# start of SUPPLIED INFORMATION

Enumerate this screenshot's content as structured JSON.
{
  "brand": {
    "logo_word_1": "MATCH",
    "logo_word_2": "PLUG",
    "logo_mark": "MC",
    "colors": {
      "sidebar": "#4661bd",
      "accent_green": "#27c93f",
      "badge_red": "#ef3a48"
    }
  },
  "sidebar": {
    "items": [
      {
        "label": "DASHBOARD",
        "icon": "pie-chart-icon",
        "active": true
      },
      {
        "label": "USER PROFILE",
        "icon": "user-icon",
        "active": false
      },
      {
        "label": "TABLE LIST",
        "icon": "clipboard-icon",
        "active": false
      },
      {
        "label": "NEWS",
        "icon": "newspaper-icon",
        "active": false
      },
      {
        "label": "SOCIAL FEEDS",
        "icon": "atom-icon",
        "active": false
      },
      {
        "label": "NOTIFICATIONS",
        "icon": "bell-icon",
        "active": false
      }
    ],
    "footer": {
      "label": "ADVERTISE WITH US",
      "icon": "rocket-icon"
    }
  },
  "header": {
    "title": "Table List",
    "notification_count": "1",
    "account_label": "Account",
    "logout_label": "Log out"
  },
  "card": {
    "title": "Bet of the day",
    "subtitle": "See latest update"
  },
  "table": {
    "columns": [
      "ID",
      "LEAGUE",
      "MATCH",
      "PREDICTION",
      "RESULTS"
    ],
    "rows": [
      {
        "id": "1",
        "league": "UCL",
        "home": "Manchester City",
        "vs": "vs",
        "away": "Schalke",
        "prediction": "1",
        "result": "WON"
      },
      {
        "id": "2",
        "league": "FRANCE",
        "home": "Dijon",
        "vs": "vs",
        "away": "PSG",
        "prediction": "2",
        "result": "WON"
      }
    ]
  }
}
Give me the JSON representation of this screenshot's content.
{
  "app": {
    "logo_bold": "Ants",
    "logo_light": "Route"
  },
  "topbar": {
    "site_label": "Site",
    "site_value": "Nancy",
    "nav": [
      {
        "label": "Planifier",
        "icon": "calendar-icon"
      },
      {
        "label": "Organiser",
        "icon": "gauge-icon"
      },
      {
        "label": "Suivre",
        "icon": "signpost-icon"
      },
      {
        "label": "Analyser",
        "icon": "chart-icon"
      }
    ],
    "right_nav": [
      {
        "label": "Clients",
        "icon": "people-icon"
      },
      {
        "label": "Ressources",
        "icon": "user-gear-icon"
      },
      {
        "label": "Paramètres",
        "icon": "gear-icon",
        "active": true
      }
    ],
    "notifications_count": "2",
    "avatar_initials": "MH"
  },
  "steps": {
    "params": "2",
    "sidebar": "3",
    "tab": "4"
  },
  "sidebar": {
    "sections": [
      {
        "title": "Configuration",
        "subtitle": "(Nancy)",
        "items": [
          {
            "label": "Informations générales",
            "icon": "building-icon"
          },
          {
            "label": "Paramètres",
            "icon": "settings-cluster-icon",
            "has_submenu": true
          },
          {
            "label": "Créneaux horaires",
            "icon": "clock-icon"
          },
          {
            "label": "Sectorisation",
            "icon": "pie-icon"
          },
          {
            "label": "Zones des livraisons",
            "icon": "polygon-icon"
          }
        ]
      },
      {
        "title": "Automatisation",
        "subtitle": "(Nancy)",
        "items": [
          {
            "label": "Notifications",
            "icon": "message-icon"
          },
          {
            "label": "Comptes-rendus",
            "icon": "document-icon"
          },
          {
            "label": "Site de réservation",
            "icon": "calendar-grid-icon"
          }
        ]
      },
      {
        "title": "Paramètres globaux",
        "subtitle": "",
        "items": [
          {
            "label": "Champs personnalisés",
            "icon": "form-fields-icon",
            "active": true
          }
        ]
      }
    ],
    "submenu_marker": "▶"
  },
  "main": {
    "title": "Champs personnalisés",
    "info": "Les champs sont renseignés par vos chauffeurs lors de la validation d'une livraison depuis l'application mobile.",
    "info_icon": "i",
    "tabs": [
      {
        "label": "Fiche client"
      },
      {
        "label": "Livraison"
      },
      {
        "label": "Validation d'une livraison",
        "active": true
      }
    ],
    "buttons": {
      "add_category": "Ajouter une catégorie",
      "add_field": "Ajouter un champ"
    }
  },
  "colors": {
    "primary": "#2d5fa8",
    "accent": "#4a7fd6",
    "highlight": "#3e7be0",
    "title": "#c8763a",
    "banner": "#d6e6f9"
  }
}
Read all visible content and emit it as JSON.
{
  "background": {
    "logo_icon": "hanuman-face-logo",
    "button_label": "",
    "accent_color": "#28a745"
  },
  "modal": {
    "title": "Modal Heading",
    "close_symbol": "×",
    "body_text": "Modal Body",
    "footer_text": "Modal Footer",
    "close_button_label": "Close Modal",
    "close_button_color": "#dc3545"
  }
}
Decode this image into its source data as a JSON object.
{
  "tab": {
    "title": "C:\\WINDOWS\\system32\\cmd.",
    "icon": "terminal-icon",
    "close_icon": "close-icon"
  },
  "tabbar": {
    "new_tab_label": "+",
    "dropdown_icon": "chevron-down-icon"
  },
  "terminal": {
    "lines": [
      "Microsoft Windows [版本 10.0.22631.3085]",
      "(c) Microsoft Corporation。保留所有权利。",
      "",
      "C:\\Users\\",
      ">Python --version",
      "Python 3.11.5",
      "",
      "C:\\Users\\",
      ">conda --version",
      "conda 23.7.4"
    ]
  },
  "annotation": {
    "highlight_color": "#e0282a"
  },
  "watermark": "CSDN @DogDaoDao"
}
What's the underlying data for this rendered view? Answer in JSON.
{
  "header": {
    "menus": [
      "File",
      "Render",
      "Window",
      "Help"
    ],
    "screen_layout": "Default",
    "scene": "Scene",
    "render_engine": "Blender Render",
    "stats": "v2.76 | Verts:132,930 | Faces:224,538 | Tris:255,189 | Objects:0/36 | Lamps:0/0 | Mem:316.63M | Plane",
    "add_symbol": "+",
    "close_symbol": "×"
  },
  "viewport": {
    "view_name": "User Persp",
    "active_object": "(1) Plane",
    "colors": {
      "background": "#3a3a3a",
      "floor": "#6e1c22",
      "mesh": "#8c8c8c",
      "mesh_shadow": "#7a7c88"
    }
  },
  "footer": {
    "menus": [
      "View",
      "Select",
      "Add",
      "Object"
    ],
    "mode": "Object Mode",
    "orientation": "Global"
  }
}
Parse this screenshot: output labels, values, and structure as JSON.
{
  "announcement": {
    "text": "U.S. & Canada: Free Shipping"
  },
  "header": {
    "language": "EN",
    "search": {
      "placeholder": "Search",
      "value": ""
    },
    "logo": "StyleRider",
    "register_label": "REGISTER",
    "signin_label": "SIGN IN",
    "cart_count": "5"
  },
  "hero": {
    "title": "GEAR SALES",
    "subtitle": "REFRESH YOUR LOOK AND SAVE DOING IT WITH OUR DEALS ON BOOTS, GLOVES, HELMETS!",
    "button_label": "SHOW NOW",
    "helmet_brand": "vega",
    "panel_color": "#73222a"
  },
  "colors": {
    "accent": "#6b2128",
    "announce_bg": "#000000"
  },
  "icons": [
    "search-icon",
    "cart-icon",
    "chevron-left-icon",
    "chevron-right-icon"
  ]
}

# end of SUPPLIED INFORMATION

REQUIRED WORK:
Type out the entries again, word for word.

WRITTEN SOLUTION:
Enumerate this screenshot's content as structured JSON.
{
  "brand": {
    "logo_word_1": "MATCH",
    "logo_word_2": "PLUG",
    "logo_mark": "MC",
    "colors": {
      "sidebar": "#4661bd",
      "accent_green": "#27c93f",
      "badge_red": "#ef3a48"
    }
  },
  "sidebar": {
    "items": [
      {
        "label": "DASHBOARD",
        "icon": "pie-chart-icon",
        "active": true
      },
      {
        "label": "USER PROFILE",
        "icon": "user-icon",
        "active": false
      },
      {
        "label": "TABLE LIST",
        "icon": "clipboard-icon",
        "active": false
      },
      {
        "label": "NEWS",
        "icon": "newspaper-icon",
        "active": false
      },
      {
        "label": "SOCIAL FEEDS",
        "icon": "atom-icon",
        "active": false
      },
      {
        "label": "NOTIFICATIONS",
        "icon": "bell-icon",
        "active": false
      }
    ],
    "footer": {
      "label": "ADVERTISE WITH US",
      "icon": "rocket-icon"
    }
  },
  "header": {
    "title": "Table List",
    "notification_count": "1",
    "account_label": "Account",
    "logout_label": "Log out"
  },
  "card": {
    "title": "Bet of the day",
    "subtitle": "See latest update"
  },
  "table": {
    "columns": [
      "ID",
      "LEAGUE",
      "MATCH",
      "PREDICTION",
      "RESULTS"
    ],
    "rows": [
      {
        "id": "1",
        "league": "UCL",
        "home": "Manchester City",
        "vs": "vs",
        "away": "Schalke",
        "prediction": "1",
        "result": "WON"
      },
      {
        "id": "2",
        "league": "FRANCE",
        "home": "Dijon",
        "vs": "vs",
        "away": "PSG",
        "prediction": "2",
        "result": "WON"
      }
    ]
  }
}
Give me the JSON representation of this screenshot's content.
{
  "app": {
    "logo_bold": "Ants",
    "logo_light": "Route"
  },
  "topbar": {
    "site_label": "Site",
    "site_value": "Nancy",
    "nav": [
      {
        "label": "Planifier",
        "icon": "calendar-icon"
      },
      {
        "label": "Organiser",
        "icon": "gauge-icon"
      },
      {
        "label": "Suivre",
        "icon": "signpost-icon"
      },
      {
        "label": "Analyser",
        "icon": "chart-icon"
      }
    ],
    "right_nav": [
      {
        "label": "Clients",
        "icon": "people-icon"
      },
      {
        "label": "Ressources",
        "icon": "user-gear-icon"
      },
      {
        "label": "Paramètres",
        "icon": "gear-icon",
        "active": true
      }
    ],
    "notifications_count": "2",
    "avatar_initials": "MH"
  },
  "steps": {
    "params": "2",
    "sidebar": "3",
    "tab": "4"
  },
  "sidebar": {
    "sections": [
      {
        "title": "Configuration",
        "subtitle": "(Nancy)",
        "items": [
          {
            "label": "Informations générales",
            "icon": "building-icon"
          },
          {
            "label": "Paramètres",
            "icon": "settings-cluster-icon",
            "has_submenu": true
          },
          {
            "label": "Créneaux horaires",
            "icon": "clock-icon"
          },
          {
            "label": "Sectorisation",
            "icon": "pie-icon"
          },
          {
            "label": "Zones des livraisons",
            "icon": "polygon-icon"
          }
        ]
      },
      {
        "title": "Automatisation",
        "subtitle": "(Nancy)",
        "items": [
          {
            "label": "Notifications",
            "icon": "message-icon"
          },
          {
            "label": "Comptes-rendus",
            "icon": "document-icon"
          },
          {
            "label": "Site de réservation",
            "icon": "calendar-grid-icon"
          }
        ]
      },
      {
        "title": "Paramètres globaux",
        "subtitle": "",
        "items": [
          {
            "label": "Champs personnalisés",
            "icon": "form-fields-icon",
            "active": true
          }
        ]
      }
    ],
    "submenu_marker": "▶"
  },
  "main": {
    "title": "Champs personnalisés",
    "info": "Les champs sont renseignés par vos chauffeurs lors de la validation d'une livraison depuis l'application mobile.",
    "info_icon": "i",
    "tabs": [
      {
        "label": "Fiche client"
      },
      {
        "label": "Livraison"
      },
      {
        "label": "Validation d'une livraison",
        "active": true
      }
    ],
    "buttons": {
      "add_category": "Ajouter une catégorie",
      "add_field": "Ajouter un champ"
    }
  },
  "colors": {
    "primary": "#2d5fa8",
    "accent": "#4a7fd6",
    "highlight": "#3e7be0",
    "title": "#c8763a",
    "banner": "#d6e6f9"
  }
}
Read all visible content and emit it as JSON.
{
  "background": {
    "logo_icon": "hanuman-face-logo",
    "button_label": "",
    "accent_color": "#28a745"
  },
  "modal": {
    "title": "Modal Heading",
    "close_symbol": "×",
    "body_text": "Modal Body",
    "footer_text": "Modal Footer",
    "close_button_label": "Close Modal",
    "close_button_color": "#dc3545"
  }
}
Decode this image into its source data as a JSON object.
{
  "tab": {
    "title": "C:\\WINDOWS\\system32\\cmd.",
    "icon": "terminal-icon",
    "close_icon": "close-icon"
  },
  "tabbar": {
    "new_tab_label": "+",
    "dropdown_icon": "chevron-down-icon"
  },
  "terminal": {
    "lines": [
      "Microsoft Windows [版本 10.0.22631.3085]",
      "(c) Microsoft Corporation。保留所有权利。",
      "",
      "C:\\Users\\",
      ">Python --version",
      "Python 3.11.5",
      "",
      "C:\\Users\\",
      ">conda --version",
      "conda 23.7.4"
    ]
  },
  "annotation": {
    "highlight_color": "#e0282a"
  },
  "watermark": "CSDN @DogDaoDao"
}
What's the underlying data for this rendered view? Answer in JSON.
{
  "header": {
    "menus": [
      "File",
      "Render",
      "Window",
      "Help"
    ],
    "screen_layout": "Default",
    "scene": "Scene",
    "render_engine": "Blender Render",
    "stats": "v2.76 | Verts:132,930 | Faces:224,538 | Tris:255,189 | Objects:0/36 | Lamps:0/0 | Mem:316.63M | Plane",
    "add_symbol": "+",
    "close_symbol": "×"
  },
  "viewport": {
    "view_name": "User Persp",
    "active_object": "(1) Plane",
    "colors": {
      "background": "#3a3a3a",
      "floor": "#6e1c22",
      "mesh": "#8c8c8c",
      "mesh_shadow": "#7a7c88"
    }
  },
  "footer": {
    "menus": [
      "View",
      "Select",
      "Add",
      "Object"
    ],
    "mode": "Object Mode",
    "orientation": "Global"
  }
}
Parse this screenshot: output labels, values, and structure as JSON.
{
  "announcement": {
    "text": "U.S. & Canada: Free Shipping"
  },
  "header": {
    "language": "EN",
    "search": {
      "placeholder": "Search",
      "value": ""
    },
    "logo": "StyleRider",
    "register_label": "REGISTER",
    "signin_label": "SIGN IN",
    "cart_count": "5"
  },
  "hero": {
    "title": "GEAR SALES",
    "subtitle": "REFRESH YOUR LOOK AND SAVE DOING IT WITH OUR DEALS ON BOOTS, GLOVES, HELMETS!",
    "button_label": "SHOW NOW",
    "helmet_brand": "vega",
    "panel_color": "#73222a"
  },
  "colors": {
    "accent": "#6b2128",
    "announce_bg": "#000000"
  },
  "icons": [
    "search-icon",
    "cart-icon",
    "chevron-left-icon",
    "chevron-right-icon"
  ]
}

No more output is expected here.